• WORK TO COMPLETE:
Exact reproduction of the data is required, with images excluded.
** Start of EXERCISE DATA **
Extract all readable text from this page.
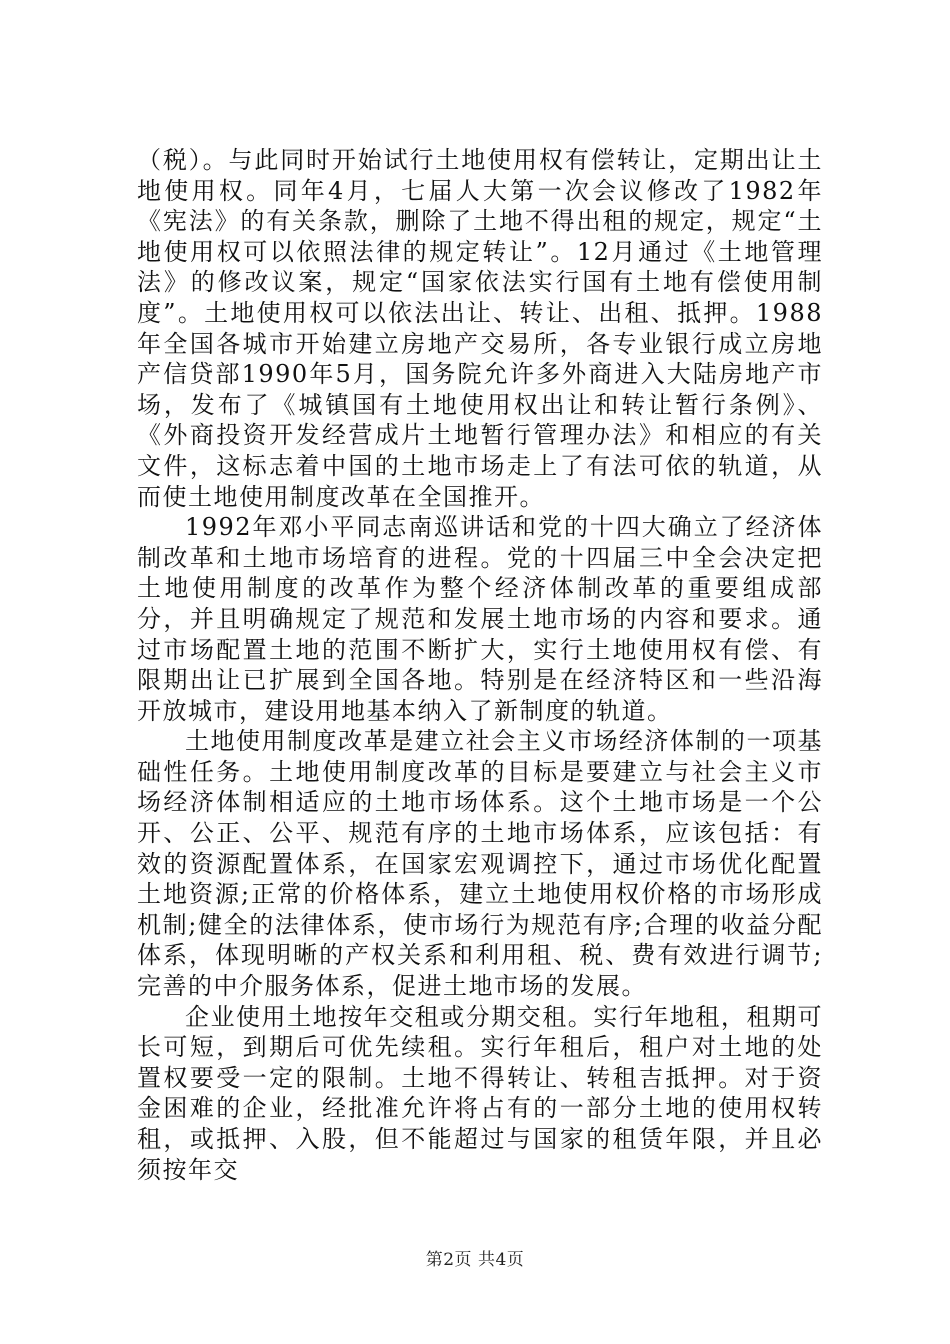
（税）。与此同时开始试行土地使用权有偿转让，定期出让土地使用权。同年4月，七届人大第一次会议修改了1982年《宪法》的有关条款，删除了土地不得出租的规定，规定“土地使用权可以依照法律的规定转让”。12月通过《土地管理法》的修改议案，规定“国家依法实行国有土地有偿使用制度”。土地使用权可以依法出让、转让、出租、抵押。1988年全国各城市开始建立房地产交易所，各专业银行成立房地产信贷部1990年5月，国务院允许多外商进入大陆房地产市场，发布了《城镇国有土地使用权出让和转让暂行条例》、《外商投资开发经营成片土地暂行管理办法》和相应的有关文件，这标志着中国的土地市场走上了有法可依的轨道，从而使土地使用制度改革在全国推开。

1992年邓小平同志南巡讲话和党的十四大确立了经济体制改革和土地市场培育的进程。党的十四届三中全会决定把土地使用制度的改革作为整个经济体制改革的重要组成部分，并且明确规定了规范和发展土地市场的内容和要求。通过市场配置土地的范围不断扩大，实行土地使用权有偿、有限期出让已扩展到全国各地。特别是在经济特区和一些沿海开放城市，建设用地基本纳入了新制度的轨道。

土地使用制度改革是建立社会主义市场经济体制的一项基础性任务。土地使用制度改革的目标是要建立与社会主义市场经济体制相适应的土地市场体系。这个土地市场是一个公开、公正、公平、规范有序的土地市场体系，应该包括：有效的资源配置体系，在国家宏观调控下，通过市场优化配置土地资源;正常的价格体系，建立土地使用权价格的市场形成机制;健全的法律体系，使市场行为规范有序;合理的收益分配体系，体现明晰的产权关系和利用租、税、费有效进行调节;完善的中介服务体系，促进土地市场的发展。

企业使用土地按年交租或分期交租。实行年地租，租期可长可短，到期后可优先续租。实行年租后，租户对土地的处置权要受一定的限制。土地不得转让、转租吉抵押。对于资金困难的企业，经批准允许将占有的一部分土地的使用权转租，或抵押、入股，但不能超过与国家的租赁年限，并且必须按年交

第2页 共4页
** End of EXERCISE DATA **
• COMPLETED TASK:
Extract all readable text from this page.
（税）。与此同时开始试行土地使用权有偿转让，定期出让土地使用权。同年4月，七届人大第一次会议修改了1982年《宪法》的有关条款，删除了土地不得出租的规定，规定“土地使用权可以依照法律的规定转让”。12月通过《土地管理法》的修改议案，规定“国家依法实行国有土地有偿使用制度”。土地使用权可以依法出让、转让、出租、抵押。1988年全国各城市开始建立房地产交易所，各专业银行成立房地产信贷部1990年5月，国务院允许多外商进入大陆房地产市场，发布了《城镇国有土地使用权出让和转让暂行条例》、《外商投资开发经营成片土地暂行管理办法》和相应的有关文件，这标志着中国的土地市场走上了有法可依的轨道，从而使土地使用制度改革在全国推开。

1992年邓小平同志南巡讲话和党的十四大确立了经济体制改革和土地市场培育的进程。党的十四届三中全会决定把土地使用制度的改革作为整个经济体制改革的重要组成部分，并且明确规定了规范和发展土地市场的内容和要求。通过市场配置土地的范围不断扩大，实行土地使用权有偿、有限期出让已扩展到全国各地。特别是在经济特区和一些沿海开放城市，建设用地基本纳入了新制度的轨道。

土地使用制度改革是建立社会主义市场经济体制的一项基础性任务。土地使用制度改革的目标是要建立与社会主义市场经济体制相适应的土地市场体系。这个土地市场是一个公开、公正、公平、规范有序的土地市场体系，应该包括：有效的资源配置体系，在国家宏观调控下，通过市场优化配置土地资源;正常的价格体系，建立土地使用权价格的市场形成机制;健全的法律体系，使市场行为规范有序;合理的收益分配体系，体现明晰的产权关系和利用租、税、费有效进行调节;完善的中介服务体系，促进土地市场的发展。

企业使用土地按年交租或分期交租。实行年地租，租期可长可短，到期后可优先续租。实行年租后，租户对土地的处置权要受一定的限制。土地不得转让、转租吉抵押。对于资金困难的企业，经批准允许将占有的一部分土地的使用权转租，或抵押、入股，但不能超过与国家的租赁年限，并且必须按年交

第2页 共4页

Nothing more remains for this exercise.